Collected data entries
--- BEGIN ---

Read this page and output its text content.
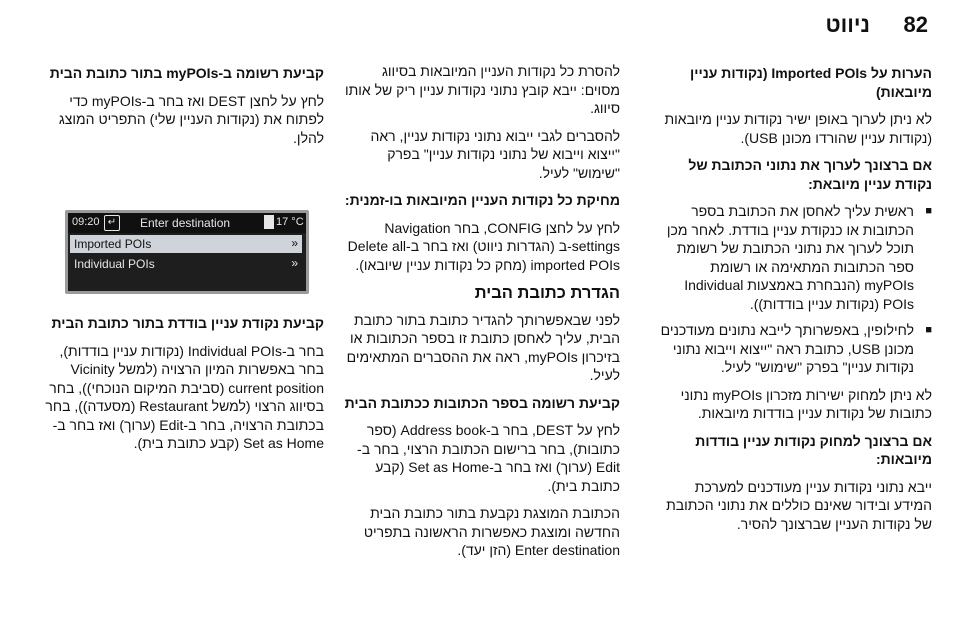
82
ניווט

הערות על Imported POIs (נקודות עניין מיובאות)

לא ניתן לערוך באופן ישיר נקודות עניין מיובאות (נקודות עניין שהורדו מכונן USB).

אם ברצונך לערוך את נתוני הכתובת של נקודת עניין מיובאת:

■ ראשית עליך לאחסן את הכתובת בספר הכתובות או כנקודת עניין בודדת. לאחר מכן תוכל לערוך את נתוני הכתובת של רשומת ספר הכתובות המתאימה או רשומת myPOIs (הנבחרת באמצעות Individual POIs (נקודות עניין בודדות)).
■ לחילופין, באפשרותך לייבא נתונים מעודכנים מכונן USB, כתובת ראה "ייצוא וייבוא נתוני נקודות עניין" בפרק "שימוש" לעיל.

לא ניתן למחוק ישירות מזכרון myPOIs נתוני כתובות של נקודות עניין בודדות מיובאות.

אם ברצונך למחוק נקודות עניין בודדות מיובאות:

ייבא נתוני נקודות עניין מעודכנים למערכת המידע ובידור שאינם כוללים את נתוני הכתובת של נקודות העניין שברצונך להסיר.

להסרת כל נקודות העניין המיובאות בסיווג מסוים: ייבא קובץ נתוני נקודות עניין ריק של אותו סיווג.

להסברים לגבי ייבוא נתוני נקודות עניין, ראה "ייצוא וייבוא של נתוני נקודות עניין" בפרק "שימוש" לעיל.

מחיקת כל נקודות העניין המיובאות בו-זמנית:

לחץ על לחצן CONFIG, בחר Navigation settings-ב (הגדרות ניווט) ואז בחר ב-Delete all imported POIs (מחק כל נקודות עניין שיובאו).

הגדרת כתובת הבית

לפני שבאפשרותך להגדיר כתובת בתור כתובת הבית, עליך לאחסן כתובת זו בספר הכתובות או בזיכרון myPOIs, ראה את ההסברים המתאימים לעיל.

קביעת רשומה בספר הכתובות ככתובת הבית

לחץ על DEST, בחר ב-Address book (ספר כתובות), בחר ברישום הכתובת הרצוי, בחר ב-Edit (ערוך) ואז בחר ב-Set as Home (קבע כתובת בית).

הכתובת המוצגת נקבעת בתור כתובת הבית החדשה ומוצגת כאפשרות הראשונה בתפריט Enter destination (הזן יעד).

קביעת רשומה ב-myPOIs בתור כתובת הבית

לחץ על לחצן DEST ואז בחר ב-myPOIs כדי לפתוח את (נקודות העניין שלי) התפריט המוצג להלן.

קביעת נקודת עניין בודדת בתור כתובת הבית

בחר ב-Individual POIs (נקודות עניין בודדות), בחר באפשרות המיון הרצויה (למשל Vicinity current position (סביבת המיקום הנוכחי)), בחר בסיווג הרצוי (למשל Restaurant (מסעדה)), בחר בכתובת הרצויה, בחר ב-Edit (ערוך) ואז בחר ב-Set as Home (קבע כתובת בית).

09:20 ↵	Enter destination	17 °C
Imported POIs	»
Individual POIs	»
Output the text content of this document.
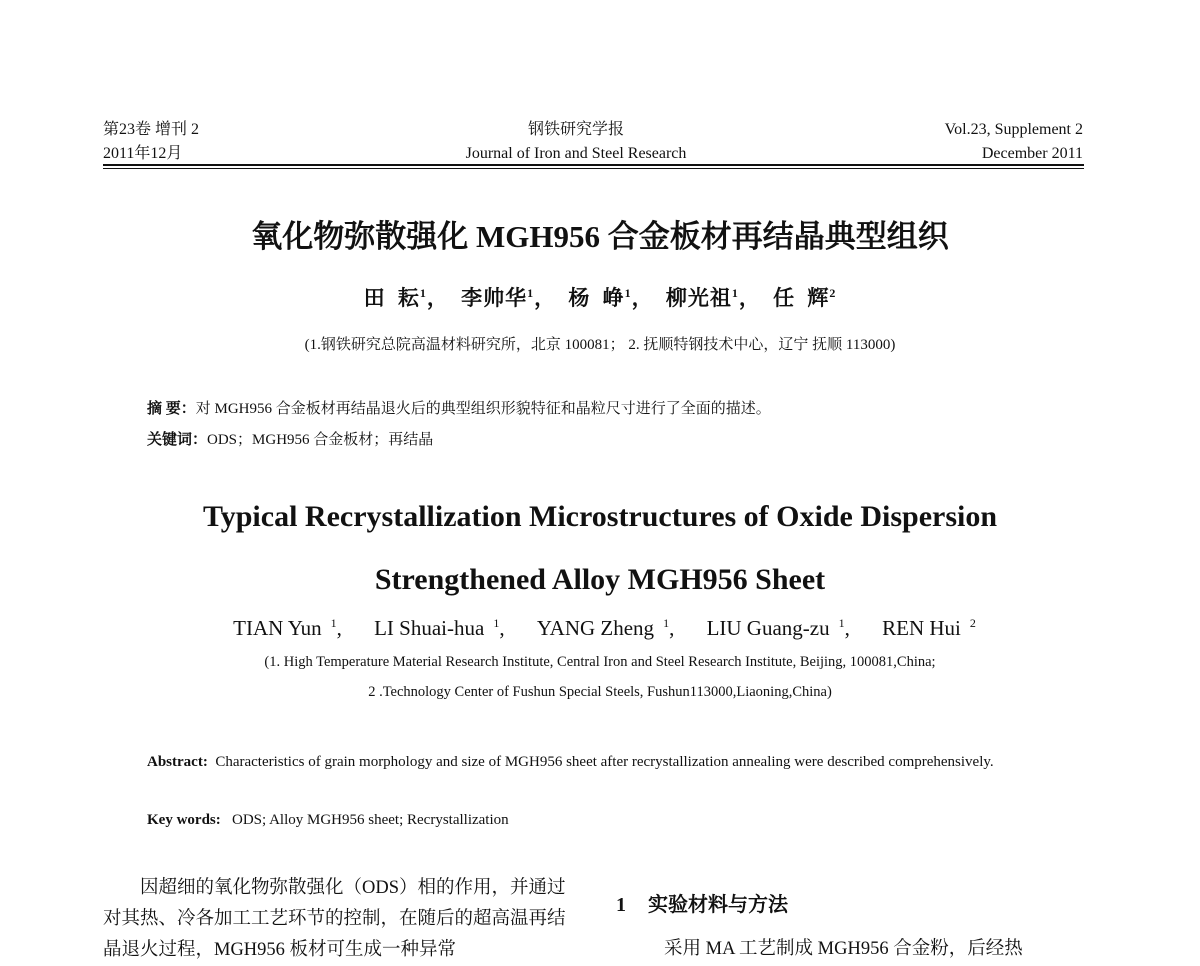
第23卷 增刊 2
2011年12月
钢铁研究学报
Journal of Iron and Steel Research
Vol.23, Supplement 2
December 2011
氧化物弥散强化 MGH956 合金板材再结晶典型组织
田 耘$^1$， 李帅华$^1$， 杨 峥$^1$， 柳光祖$^1$， 任 辉$^2$
(1.钢铁研究总院高温材料研究所，北京 100081； 2. 抚顺特钢技术中心，辽宁 抚顺 113000)
摘 要：对 MGH956 合金板材再结晶退火后的典型组织形貌特征和晶粒尺寸进行了全面的描述。
关键词：ODS；MGH956 合金板材；再结晶
Typical Recrystallization Microstructures of Oxide Dispersion
Strengthened Alloy MGH956 Sheet
TIAN Yun $^1$, LI Shuai-hua $^1$, YANG Zheng $^1$, LIU Guang-zu $^1$, REN Hui $^2$
(1. High Temperature Material Research Institute, Central Iron and Steel Research Institute, Beijing, 100081,China;
2 .Technology Center of Fushun Special Steels, Fushun113000,Liaoning,China)
Abstract: Characteristics of grain morphology and size of MGH956 sheet after recrystallization annealing were described comprehensively.
Key words: ODS; Alloy MGH956 sheet; Recrystallization
因超细的氧化物弥散强化（ODS）相的作用，并通过对其热、冷各加工工艺环节的控制，在随后的超高温再结晶退火过程，MGH956 板材可生成一种异常
1 实验材料与方法
采用 MA 工艺制成 MGH956 合金粉，后经热
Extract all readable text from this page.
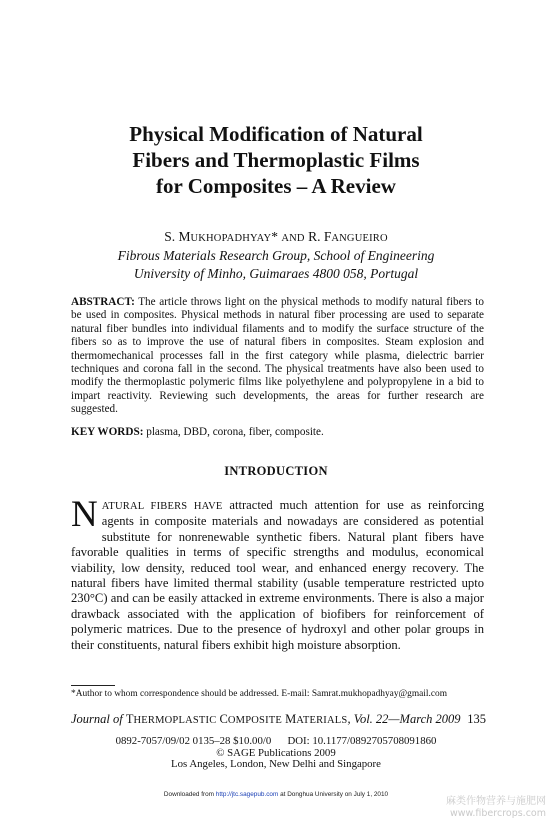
Physical Modification of Natural
Fibers and Thermoplastic Films
for Composites – A Review
S. MUKHOPADHYAY* AND R. FANGUEIRO
Fibrous Materials Research Group, School of Engineering
University of Minho, Guimaraes 4800 058, Portugal

ABSTRACT: The article throws light on the physical methods to modify natural fibers to be used in composites. Physical methods in natural fiber processing are used to separate natural fiber bundles into individual filaments and to modify the surface structure of the fibers so as to improve the use of natural fibers in composites. Steam explosion and thermomechanical processes fall in the first category while plasma, dielectric barrier techniques and corona fall in the second. The physical treatments have also been used to modify the thermoplastic polymeric films like polyethylene and polypropylene in a bid to impart reactivity. Reviewing such developments, the areas for further research are suggested.

KEY WORDS: plasma, DBD, corona, fiber, composite.

INTRODUCTION

NATURAL FIBERS HAVE attracted much attention for use as reinforcing agents in composite materials and nowadays are considered as potential substitute for nonrenewable synthetic fibers. Natural plant fibers have favorable qualities in terms of specific strengths and modulus, economical viability, low density, reduced tool wear, and enhanced energy recovery. The natural fibers have limited thermal stability (usable temperature restricted upto 230°C) and can be easily attacked in extreme environments. There is also a major drawback associated with the application of biofibers for reinforcement of polymeric matrices. Due to the presence of hydroxyl and other polar groups in their constituents, natural fibers exhibit high moisture absorption.

*Author to whom correspondence should be addressed. E-mail: Samrat.mukhopadhyay@gmail.com

Journal of THERMOPLASTIC COMPOSITE MATERIALS, Vol. 22—March 2009 135
0892-7057/09/02 0135–28 $10.00/0      DOI: 10.1177/0892705708091860
© SAGE Publications 2009
Los Angeles, London, New Delhi and Singapore
Downloaded from http://jtc.sagepub.com at Donghua University on July 1, 2010
麻类作物营养与施肥网
www.fibercrops.com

--- END ---

From the listing above, collect every line that mentions the word "נתוני".

אם ברצונך לערוך את נתוני הכתובת של נקודת עניין מיובאת:
■ ראשית עליך לאחסן את הכתובת בספר הכתובות או כנקודת עניין בודדת. לאחר מכן תוכל לערוך את נתוני הכתובת של רשומת ספר הכתובות המתאימה או רשומת myPOIs (הנבחרת באמצעות Individual POIs (נקודות עניין בודדות)).
■ לחילופין, באפשרותך לייבא נתונים מעודכנים מכונן USB, כתובת ראה "ייצוא וייבוא נתוני נקודות עניין" בפרק "שימוש" לעיל.
לא ניתן למחוק ישירות מזכרון myPOIs נתוני כתובות של נקודות עניין בודדות מיובאות.
ייבא נתוני נקודות עניין מעודכנים למערכת המידע ובידור שאינם כוללים את נתוני הכתובת של נקודות העניין שברצונך להסיר.
להסרת כל נקודות העניין המיובאות בסיווג מסוים: ייבא קובץ נתוני נקודות עניין ריק של אותו סיווג.
להסברים לגבי ייבוא נתוני נקודות עניין, ראה "ייצוא וייבוא של נתוני נקודות עניין" בפרק "שימוש" לעיל.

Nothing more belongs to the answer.